[Data records]
━━━━

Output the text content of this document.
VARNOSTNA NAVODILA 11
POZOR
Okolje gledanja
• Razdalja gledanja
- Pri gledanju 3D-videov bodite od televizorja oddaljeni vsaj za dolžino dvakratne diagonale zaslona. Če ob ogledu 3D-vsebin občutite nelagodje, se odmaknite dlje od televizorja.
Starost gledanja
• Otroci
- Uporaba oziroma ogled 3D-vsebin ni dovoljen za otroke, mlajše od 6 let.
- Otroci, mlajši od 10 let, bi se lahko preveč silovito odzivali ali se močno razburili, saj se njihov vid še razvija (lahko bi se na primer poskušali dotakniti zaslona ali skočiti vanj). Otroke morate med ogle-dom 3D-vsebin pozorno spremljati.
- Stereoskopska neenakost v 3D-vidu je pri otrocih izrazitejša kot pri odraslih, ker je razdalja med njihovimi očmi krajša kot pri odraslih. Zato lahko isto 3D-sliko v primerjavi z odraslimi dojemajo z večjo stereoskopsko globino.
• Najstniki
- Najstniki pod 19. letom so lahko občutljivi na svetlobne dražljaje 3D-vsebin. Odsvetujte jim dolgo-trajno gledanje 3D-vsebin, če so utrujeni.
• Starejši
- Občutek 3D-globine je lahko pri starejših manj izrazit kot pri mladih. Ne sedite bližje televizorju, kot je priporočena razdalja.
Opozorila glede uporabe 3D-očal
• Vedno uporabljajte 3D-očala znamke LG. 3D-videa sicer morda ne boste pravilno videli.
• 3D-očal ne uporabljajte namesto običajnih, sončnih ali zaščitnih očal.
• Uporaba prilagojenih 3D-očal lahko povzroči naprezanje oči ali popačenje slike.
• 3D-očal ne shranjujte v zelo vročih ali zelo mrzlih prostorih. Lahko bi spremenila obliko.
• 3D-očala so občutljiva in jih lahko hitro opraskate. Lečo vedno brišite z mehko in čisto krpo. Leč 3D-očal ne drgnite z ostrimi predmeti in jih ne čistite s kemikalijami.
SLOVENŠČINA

━━━━

**Prompt**: Pick out each line that holds the string "Uporaba".

**Output for this task**:
- Uporaba oziroma ogled 3D-vsebin ni dovoljen za otroke, mlajše od 6 let.
• Uporaba prilagojenih 3D-očal lahko povzroči naprezanje oči ali popačenje slike.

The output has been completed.